* [Direction A]
From the passage on the Psalms and grief, list the five stages of grief named in the Kübler-Ross/Kessler model.
* [Direction B]
Write the next few sentences of the passage on the Psalms and grief, picking up after its final sentence.

* [Quoted passage]
•••
A Sermon Series on the Psalms and Grief

“We are always losing things,” I once heard a wise and seasoned pastor preach. Whether it means the loss of loved ones through death or divorce, jobs through layoffs or dismissals, hope through disappointments and discouragement, or opportunities to make amends, our journey through life is as much about loss as it is gain. Jesus himself assumed as much when he taught that if we want to gain life for eternity, we must be willing to lose along the way.

As I serve in congregational ministry I find that the bulk of my pastoral conversations center on the experience of loss, about the complexities and challenges that come with losing something or someone. One of my teachers even suggested that all pastoral counseling is grief counseling. I don’t dispute his axiom, as I’ve come to appreciate that grief is the God-given human response to all loss.

Typically people in the helping professions are oriented to the “stages of grief” as outlined in the Kübler-Ross/Kessler model: denial, anger, bargaining, depression, and acceptance. The rubric is a helpful consideration for pastoral reflection on loss. But the emotive experience in response to loss is much broader than these five descriptors. I’ve learned that for many these stages are neither consistently nor universally experienced. Grief is as unique as the person experiencing it.

Pastors do well to be both careful and empathic when addressing human response to our broken world while staying faithful to the words of life in Scripture that empower us to own and grow through our experience. Walking through the valley of the shadow of loss accompanied by a God who never leaves or forsakes us is the simplest yet most profound biblical truth I have come to embrace in my own journey through depressive grief.
•••
* [Raw data]
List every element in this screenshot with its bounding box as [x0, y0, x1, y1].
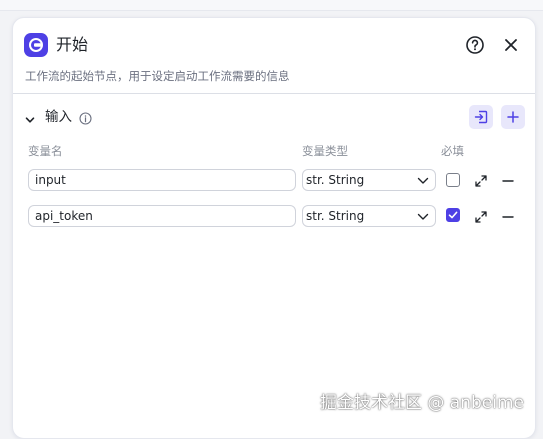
•••
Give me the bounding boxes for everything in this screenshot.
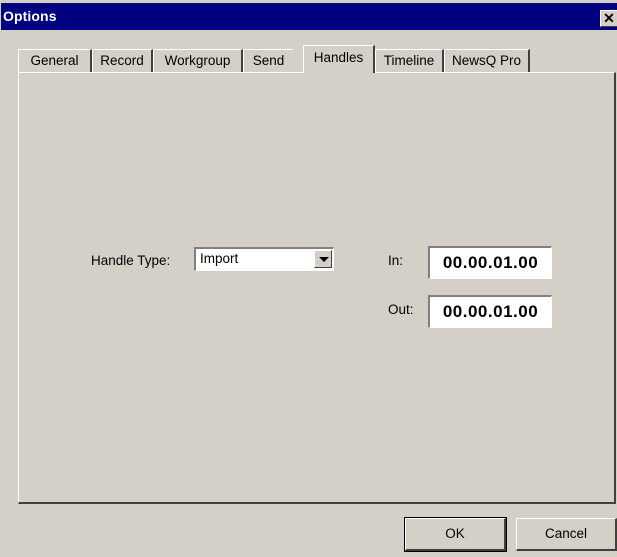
•••
* [Task answer A]
denial, anger, bargaining, depression, acceptance

* [Task answer B]
Jesus entered our world in order to identify with every human experience and redeem each one fully. Consequently, God seeks to redeem our grief—but also provides it as a vehicle to bring us to the other side of the valley. In a recent interview, singer-songwriter Brian Doerksen said all humans emotions are rooted in our being, created in the image of God, and that the psalms are lifesaving and emotion-affirming for those otherwise made wordless by grief.

In my current and previous congregations, I led a psalm-based sermon series called “Good Grief.” With apologies to Charlie Brown, it serves as my pithy title for my learning and God’s leading through the experience of grief. Each week I gave a simple definition of each emotion I described when expressed as a response to loss, and I offered some basics—literally ABCs— for how to process them. I provided handouts for people to follow and had the main points and quotations presented visually through computer projection, with key words underlined as shown below.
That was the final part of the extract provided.